>>

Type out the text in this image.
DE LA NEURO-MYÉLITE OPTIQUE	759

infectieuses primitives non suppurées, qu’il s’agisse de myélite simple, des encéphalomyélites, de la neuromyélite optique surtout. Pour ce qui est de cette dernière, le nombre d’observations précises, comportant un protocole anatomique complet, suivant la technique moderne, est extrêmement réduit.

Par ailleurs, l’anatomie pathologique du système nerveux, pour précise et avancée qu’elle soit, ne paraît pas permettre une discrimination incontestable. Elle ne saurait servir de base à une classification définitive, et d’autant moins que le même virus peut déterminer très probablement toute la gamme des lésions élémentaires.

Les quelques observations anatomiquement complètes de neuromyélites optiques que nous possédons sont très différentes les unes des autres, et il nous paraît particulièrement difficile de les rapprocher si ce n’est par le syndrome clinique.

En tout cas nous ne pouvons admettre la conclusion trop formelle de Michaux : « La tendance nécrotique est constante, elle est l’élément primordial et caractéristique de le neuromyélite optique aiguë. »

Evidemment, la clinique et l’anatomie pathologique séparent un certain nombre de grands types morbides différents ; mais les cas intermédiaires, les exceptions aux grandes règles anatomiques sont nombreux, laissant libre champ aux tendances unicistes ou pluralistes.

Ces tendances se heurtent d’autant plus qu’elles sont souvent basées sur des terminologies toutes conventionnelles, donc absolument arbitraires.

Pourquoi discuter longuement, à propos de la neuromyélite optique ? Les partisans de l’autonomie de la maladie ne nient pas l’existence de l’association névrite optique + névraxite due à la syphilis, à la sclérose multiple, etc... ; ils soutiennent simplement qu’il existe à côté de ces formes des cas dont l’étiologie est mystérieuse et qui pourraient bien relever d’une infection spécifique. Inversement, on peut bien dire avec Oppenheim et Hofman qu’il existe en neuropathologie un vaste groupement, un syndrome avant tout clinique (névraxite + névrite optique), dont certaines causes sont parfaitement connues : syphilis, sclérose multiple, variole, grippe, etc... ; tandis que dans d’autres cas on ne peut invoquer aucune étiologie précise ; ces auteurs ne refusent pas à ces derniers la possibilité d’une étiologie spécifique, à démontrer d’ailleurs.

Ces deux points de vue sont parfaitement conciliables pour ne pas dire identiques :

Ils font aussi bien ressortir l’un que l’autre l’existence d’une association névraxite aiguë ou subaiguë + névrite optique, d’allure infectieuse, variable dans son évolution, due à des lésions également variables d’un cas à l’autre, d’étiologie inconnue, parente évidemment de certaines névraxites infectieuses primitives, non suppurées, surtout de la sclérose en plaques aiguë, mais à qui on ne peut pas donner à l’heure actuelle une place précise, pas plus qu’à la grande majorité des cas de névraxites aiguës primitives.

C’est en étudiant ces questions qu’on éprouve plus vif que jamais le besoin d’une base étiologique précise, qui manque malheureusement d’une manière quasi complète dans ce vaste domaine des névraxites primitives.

<<
>>

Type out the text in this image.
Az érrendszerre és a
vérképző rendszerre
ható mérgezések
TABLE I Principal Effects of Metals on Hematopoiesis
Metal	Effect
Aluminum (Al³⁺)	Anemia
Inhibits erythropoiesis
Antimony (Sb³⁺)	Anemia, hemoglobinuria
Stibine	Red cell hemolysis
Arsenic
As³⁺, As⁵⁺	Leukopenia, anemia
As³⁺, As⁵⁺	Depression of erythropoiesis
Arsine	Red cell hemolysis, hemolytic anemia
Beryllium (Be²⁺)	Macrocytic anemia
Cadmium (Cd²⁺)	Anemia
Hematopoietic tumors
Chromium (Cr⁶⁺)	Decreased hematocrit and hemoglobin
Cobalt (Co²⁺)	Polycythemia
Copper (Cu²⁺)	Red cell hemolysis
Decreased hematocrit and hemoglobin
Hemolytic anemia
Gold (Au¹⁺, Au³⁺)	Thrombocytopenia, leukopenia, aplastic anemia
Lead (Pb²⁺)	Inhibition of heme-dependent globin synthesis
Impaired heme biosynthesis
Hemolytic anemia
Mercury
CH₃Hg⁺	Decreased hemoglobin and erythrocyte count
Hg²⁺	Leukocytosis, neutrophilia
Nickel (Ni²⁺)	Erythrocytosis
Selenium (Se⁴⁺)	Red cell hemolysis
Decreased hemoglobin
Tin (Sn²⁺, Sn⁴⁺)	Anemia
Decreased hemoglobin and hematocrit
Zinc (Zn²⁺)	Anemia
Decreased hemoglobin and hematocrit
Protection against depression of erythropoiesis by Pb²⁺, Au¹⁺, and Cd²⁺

<<

(Requirement): Using the data above, return each line that includes the word "paraît".

(Solution to this problem):
Par ailleurs, l’anatomie pathologique du système nerveux, pour précise et avancée qu’elle soit, ne paraît pas permettre une discrimination incontestable. Elle ne saurait servir de base à une classification définitive, et d’autant moins que le même virus peut déterminer très probablement toute la gamme des lésions élémentaires.
Les quelques observations anatomiquement complètes de neuromyélites optiques que nous possédons sont très différentes les unes des autres, et il nous paraît particulièrement difficile de les rapprocher si ce n’est par le syndrome clinique.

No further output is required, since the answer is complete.